>> Begin Material for the task

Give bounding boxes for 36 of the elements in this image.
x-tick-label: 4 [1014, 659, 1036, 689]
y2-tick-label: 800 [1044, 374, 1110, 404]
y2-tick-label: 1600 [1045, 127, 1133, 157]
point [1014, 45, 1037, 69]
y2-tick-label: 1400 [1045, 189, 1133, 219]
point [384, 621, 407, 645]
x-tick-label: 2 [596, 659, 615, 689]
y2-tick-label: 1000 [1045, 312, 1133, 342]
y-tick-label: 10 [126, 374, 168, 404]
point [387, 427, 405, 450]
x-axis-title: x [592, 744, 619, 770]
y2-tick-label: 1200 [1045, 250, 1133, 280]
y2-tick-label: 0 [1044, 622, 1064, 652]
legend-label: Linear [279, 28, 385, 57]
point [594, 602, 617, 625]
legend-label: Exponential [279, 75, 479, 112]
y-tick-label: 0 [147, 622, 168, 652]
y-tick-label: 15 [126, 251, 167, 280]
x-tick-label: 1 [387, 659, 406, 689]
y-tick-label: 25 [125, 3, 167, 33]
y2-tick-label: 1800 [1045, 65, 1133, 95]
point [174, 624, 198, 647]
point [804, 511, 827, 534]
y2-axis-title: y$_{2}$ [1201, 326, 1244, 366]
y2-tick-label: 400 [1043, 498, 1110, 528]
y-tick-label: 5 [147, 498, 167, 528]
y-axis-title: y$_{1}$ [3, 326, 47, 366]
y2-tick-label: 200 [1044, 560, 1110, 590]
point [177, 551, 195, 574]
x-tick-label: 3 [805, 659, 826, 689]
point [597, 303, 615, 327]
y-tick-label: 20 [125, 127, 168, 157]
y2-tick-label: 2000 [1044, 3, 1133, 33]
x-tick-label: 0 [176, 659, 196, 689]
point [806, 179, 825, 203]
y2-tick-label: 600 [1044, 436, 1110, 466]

>> End Material for the task

> Short task: Swap "legend-label" for "series-label" in the lines from the first line through the line containing "326, 47, 366]", leaving everything else unchanged. Return only those lines.

> The result:
Give bounding boxes for 36 of the elements in this image.
x-tick-label: 4 [1014, 659, 1036, 689]
y2-tick-label: 800 [1044, 374, 1110, 404]
y2-tick-label: 1600 [1045, 127, 1133, 157]
point [1014, 45, 1037, 69]
y2-tick-label: 1400 [1045, 189, 1133, 219]
point [384, 621, 407, 645]
x-tick-label: 2 [596, 659, 615, 689]
y2-tick-label: 1000 [1045, 312, 1133, 342]
y-tick-label: 10 [126, 374, 168, 404]
point [387, 427, 405, 450]
x-axis-title: x [592, 744, 619, 770]
y2-tick-label: 1200 [1045, 250, 1133, 280]
y2-tick-label: 0 [1044, 622, 1064, 652]
series-label: Linear [279, 28, 385, 57]
point [594, 602, 617, 625]
series-label: Exponential [279, 75, 479, 112]
y-tick-label: 0 [147, 622, 168, 652]
y-tick-label: 15 [126, 251, 167, 280]
x-tick-label: 1 [387, 659, 406, 689]
y-tick-label: 25 [125, 3, 167, 33]
y2-tick-label: 1800 [1045, 65, 1133, 95]
point [174, 624, 198, 647]
point [804, 511, 827, 534]
y2-axis-title: y$_{2}$ [1201, 326, 1244, 366]
y2-tick-label: 400 [1043, 498, 1110, 528]
y-tick-label: 5 [147, 498, 167, 528]
y-axis-title: y$_{1}$ [3, 326, 47, 366]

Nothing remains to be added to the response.